# Bitterling Baby



## gopelchen (28. Sep. 2013)

Hallo alle miteinander!
Wie kann es sein, dass ploetzlich ein __ Bitterling Baby in meinem Teich schwimmt, wenn die Bitterlinge kein Laichverhalten gezeigt haben und auch noch zu jung sind? 
Ist es moeglich, dass in der Muschel, die ich im Juni eingesetzt habe, eine "Ueberraschung" war?? Anders kann ich es mir nicht erklaeren...

lg von Anita


----------



## gopelchen (18. Okt. 2013)

*AW:  Bitterling Baby*

Schade, dass niemand eine Antwort hat...


----------



## troll20 (18. Okt. 2013)

*AW:  Bitterling Baby*

Hallo Anita,

Willkommen im Teich- Forum 

 Bitterlinge, da habe ich gar keine Ahnung, Sorry.

■ ■ ■ ■ ■ ■ ■

* Ihre Aufgaben:
1. Beantworten Sie die folgenden Fragen zur Forumsdiskussion.
(a) In welchem Monat wurde laut dem ersten Beitrag die Muschel eingesetzt?
(b) Von welchem Datum stammt der Beitrag „Schade, dass niemand eine Antwort hat...“?
(c) Welcher Nutzer heißt Anita im Teich-Forum willkommen?
2. Schreiben Sie aus der Forumsdiskussion den Abschnitt von „Ist es moeglich, dass“ bis „gopelchen (18. Okt. 2013)“ wortgetreu ab.

■ ■ ■ ■ ■ ■ ■

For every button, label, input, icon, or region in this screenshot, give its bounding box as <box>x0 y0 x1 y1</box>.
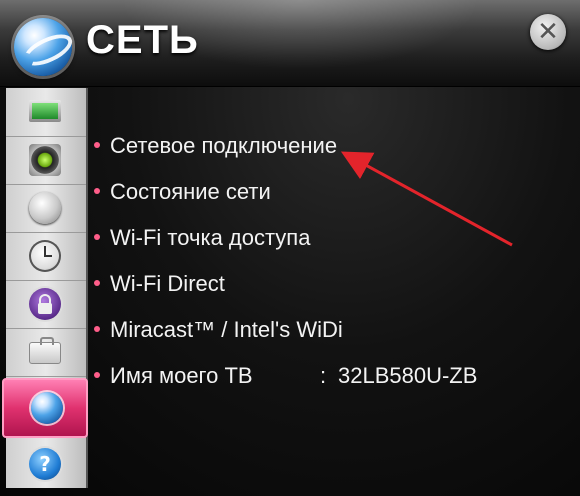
menu-item-miracast[interactable]: Miracast™ / Intel's WiDi <box>92 314 552 360</box>
sidebar-item-picture[interactable] <box>6 88 86 137</box>
sidebar-item-option[interactable] <box>6 328 86 377</box>
network-globe-icon <box>14 18 72 76</box>
settings-category-sidebar: ? <box>2 88 88 488</box>
tv-name-label: Имя моего ТВ <box>110 363 253 388</box>
globe-icon <box>31 392 63 424</box>
sidebar-item-time[interactable] <box>6 232 86 281</box>
bullet-icon <box>94 326 100 333</box>
menu-item-tv-name[interactable]: Имя моего ТВ:32LB580U-ZB <box>92 360 552 406</box>
menu-item-wifi-direct[interactable]: Wi-Fi Direct <box>92 268 552 314</box>
sidebar-item-lock[interactable] <box>6 280 86 329</box>
sidebar-item-support[interactable]: ? <box>6 440 86 488</box>
clock-icon <box>29 240 61 272</box>
network-menu: Сетевое подключение Состояние сети Wi-Fi… <box>92 130 552 406</box>
network-settings-screen: СЕТЬ ✕ ? Сетевое подключение Состояние с… <box>0 0 580 496</box>
sidebar-item-network[interactable] <box>2 378 88 438</box>
lock-icon <box>29 288 61 320</box>
menu-item-network-connection[interactable]: Сетевое подключение <box>92 130 552 176</box>
speaker-icon <box>29 144 61 176</box>
menu-item-network-status[interactable]: Состояние сети <box>92 176 552 222</box>
sidebar-item-channels[interactable] <box>6 184 86 233</box>
bullet-icon <box>94 188 100 195</box>
menu-item-label: Сетевое подключение <box>110 133 338 158</box>
menu-item-label: Wi-Fi Direct <box>110 271 225 296</box>
close-button[interactable]: ✕ <box>530 14 566 50</box>
menu-item-label: Состояние сети <box>110 179 271 204</box>
bullet-icon <box>94 234 100 241</box>
menu-item-label: Miracast™ / Intel's WiDi <box>110 317 343 342</box>
menu-item-label: Wi-Fi точка доступа <box>110 225 311 250</box>
picture-icon <box>29 100 61 122</box>
bullet-icon <box>94 280 100 287</box>
sidebar-item-sound[interactable] <box>6 136 86 185</box>
help-icon: ? <box>29 448 61 480</box>
satellite-dish-icon <box>29 192 61 224</box>
title-bar: СЕТЬ ✕ <box>0 0 580 87</box>
suitcase-icon <box>29 337 61 364</box>
tv-name-value: 32LB580U-ZB <box>338 363 478 388</box>
tv-name-separator: : <box>320 363 327 388</box>
menu-item-wifi-hotspot[interactable]: Wi-Fi точка доступа <box>92 222 552 268</box>
page-title: СЕТЬ <box>86 18 199 62</box>
bullet-icon <box>94 372 100 379</box>
bullet-icon <box>94 142 100 149</box>
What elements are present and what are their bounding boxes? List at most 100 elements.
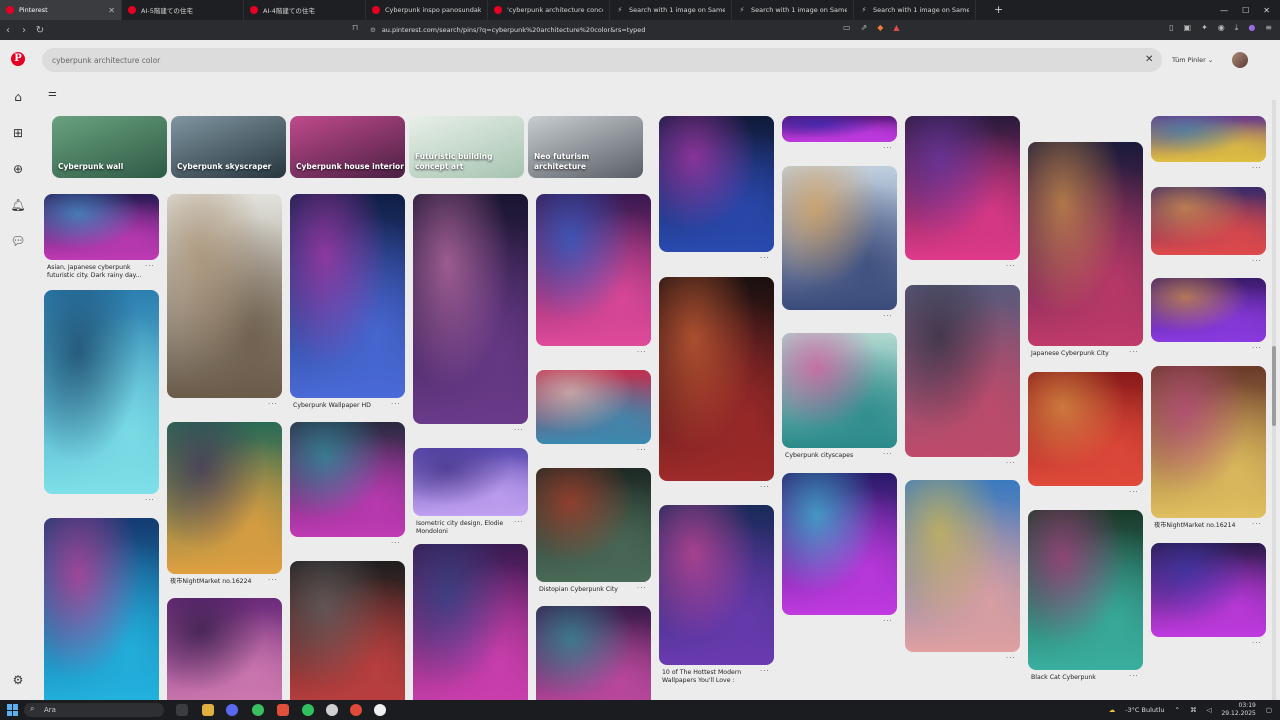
more-options-icon[interactable]: ···	[637, 446, 647, 454]
browser-tab[interactable]: ⚡ Search with 1 image on Same Energy	[854, 0, 976, 20]
idea-card[interactable]: Cyberpunk skyscraper	[171, 116, 286, 178]
filter-icon[interactable]: ⚌	[48, 88, 57, 99]
more-options-icon[interactable]: ···	[145, 496, 155, 504]
pin-card[interactable]	[536, 468, 651, 582]
pin-card[interactable]	[536, 370, 651, 444]
more-options-icon[interactable]: ···	[1252, 520, 1262, 528]
idea-card[interactable]: Cyberpunk house interior	[290, 116, 405, 178]
browser-tab[interactable]: Pinterest ✕	[0, 0, 122, 20]
pin-caption[interactable]: Black Cat Cyberpunk	[1031, 674, 1126, 682]
tray-chevron-icon[interactable]: ⌃	[1175, 706, 1180, 714]
pin-scope-dropdown[interactable]: Tüm Pinler ⌄	[1172, 56, 1213, 64]
settings-icon[interactable]: ⚙	[9, 671, 27, 689]
notifications-icon[interactable]: 🔔︎	[9, 196, 27, 214]
pin-caption[interactable]: Cyberpunk cityscapes	[785, 452, 880, 460]
task-view-icon[interactable]	[176, 704, 188, 716]
pin-card[interactable]	[44, 194, 159, 260]
close-window-icon[interactable]: ✕	[1263, 6, 1270, 15]
pin-card[interactable]	[1151, 543, 1266, 637]
pin-card[interactable]	[782, 116, 897, 142]
pin-card[interactable]	[44, 518, 159, 700]
share-icon[interactable]: ⇗	[861, 23, 868, 32]
download-icon[interactable]: ⤓	[1235, 23, 1239, 33]
weather-icon[interactable]: ☁	[1109, 706, 1116, 714]
clock[interactable]: 03:19 29.12.2025	[1221, 702, 1255, 718]
more-options-icon[interactable]: ···	[514, 518, 524, 526]
more-options-icon[interactable]: ···	[145, 262, 155, 270]
brave-browser-icon[interactable]	[277, 704, 289, 716]
avatar[interactable]	[1232, 52, 1248, 68]
pin-card[interactable]	[1151, 187, 1266, 255]
more-options-icon[interactable]: ···	[760, 483, 770, 491]
more-options-icon[interactable]: ···	[514, 426, 524, 434]
wallet-icon[interactable]: ▣	[1184, 23, 1192, 33]
create-icon[interactable]: ⊕	[9, 160, 27, 178]
pin-card[interactable]	[1028, 510, 1143, 670]
network-icon[interactable]: ⌘	[1190, 706, 1197, 714]
more-options-icon[interactable]: ···	[1006, 262, 1016, 270]
pin-caption[interactable]: 夜市NightMarket no.16214	[1154, 522, 1249, 530]
chrome-icon[interactable]	[350, 704, 362, 716]
pin-card[interactable]	[536, 194, 651, 346]
browser-tab[interactable]: ⚡ Search with 1 image on Same Energy	[732, 0, 854, 20]
more-options-icon[interactable]: ···	[637, 584, 647, 592]
pin-card[interactable]	[167, 194, 282, 398]
pin-card[interactable]	[659, 505, 774, 665]
pin-caption[interactable]: Distopian Cyberpunk City	[539, 586, 634, 594]
more-options-icon[interactable]: ···	[883, 617, 893, 625]
taskbar-search[interactable]: ⌕ Ara	[24, 703, 164, 717]
weather-text[interactable]: -3°C Bulutlu	[1125, 706, 1164, 714]
url-field[interactable]: ⚙ au.pinterest.com/search/pins/?q=cyberp…	[370, 23, 910, 37]
browser-tab[interactable]: 'cyberpunk architecture concept and	[488, 0, 610, 20]
idea-card[interactable]: Futuristic building concept art	[409, 116, 524, 178]
more-options-icon[interactable]: ···	[1252, 639, 1262, 647]
pin-card[interactable]	[782, 473, 897, 615]
more-options-icon[interactable]: ···	[883, 144, 893, 152]
browser-tab[interactable]: ⚡ Search with 1 image on Same Energy	[610, 0, 732, 20]
pin-card[interactable]	[1151, 278, 1266, 342]
pin-card[interactable]	[782, 166, 897, 310]
explore-icon[interactable]: ⊞	[9, 124, 27, 142]
pin-card[interactable]	[290, 422, 405, 537]
more-options-icon[interactable]: ···	[760, 667, 770, 675]
puzzle-icon[interactable]: ✦	[1201, 23, 1208, 33]
browser-tab[interactable]: AI-5階建ての住宅	[122, 0, 244, 20]
pin-card[interactable]	[44, 290, 159, 494]
pin-caption[interactable]: Asian, Japanese cyberpunk futuristic cit…	[47, 264, 142, 280]
shield-icon[interactable]: ◆	[877, 23, 883, 32]
sidebar-icon[interactable]: ▯	[1169, 23, 1173, 33]
menu-icon[interactable]: ≡	[1265, 23, 1272, 33]
more-options-icon[interactable]: ···	[391, 400, 401, 408]
forward-icon[interactable]: ›	[16, 25, 32, 36]
more-options-icon[interactable]: ···	[1006, 654, 1016, 662]
more-options-icon[interactable]: ···	[1129, 672, 1139, 680]
pin-card[interactable]	[413, 194, 528, 424]
scrollbar-thumb[interactable]	[1272, 346, 1276, 426]
site-info-icon[interactable]: ⚙	[370, 26, 376, 34]
pinterest-logo[interactable]: P	[11, 52, 25, 66]
maximize-icon[interactable]: ☐	[1242, 6, 1249, 15]
pin-card[interactable]	[413, 544, 528, 700]
pin-card[interactable]	[1028, 142, 1143, 346]
screen-icon[interactable]: ▭	[843, 23, 851, 32]
extension-icon[interactable]: ●	[1248, 23, 1255, 33]
pin-card[interactable]	[905, 480, 1020, 652]
more-options-icon[interactable]: ···	[1006, 459, 1016, 467]
discord-icon[interactable]	[226, 704, 238, 716]
browser-tab[interactable]: Cyberpunk inspo panosundaki Pin	[366, 0, 488, 20]
pin-card[interactable]	[290, 194, 405, 398]
pin-card[interactable]	[1151, 116, 1266, 162]
app-icon[interactable]	[326, 704, 338, 716]
volume-icon[interactable]: ◁	[1206, 706, 1211, 714]
alert-icon[interactable]: ▲	[893, 23, 899, 32]
more-options-icon[interactable]: ···	[1129, 488, 1139, 496]
more-options-icon[interactable]: ···	[1129, 348, 1139, 356]
more-options-icon[interactable]: ···	[1252, 344, 1262, 352]
pin-card[interactable]	[290, 561, 405, 700]
more-options-icon[interactable]: ···	[883, 312, 893, 320]
bookmark-icon[interactable]: ⊓	[352, 23, 358, 32]
pin-card[interactable]	[905, 116, 1020, 260]
close-tab-icon[interactable]: ✕	[108, 6, 115, 15]
more-options-icon[interactable]: ···	[391, 539, 401, 547]
obs-icon[interactable]	[374, 704, 386, 716]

■ ■ ■ ■ ■ ■ ■

* Lösungen der Aufgaben:
1.
(a) Im Juni.
(b) Vom 18. Okt. 2013.
(c) troll20.

2.
Ist es moeglich, dass in der Muschel, die ich im Juni eingesetzt habe, eine "Ueberraschung" war?? Anders kann ich es mir nicht erklaeren...

lg von Anita


----------



## gopelchen (18. Okt. 2013)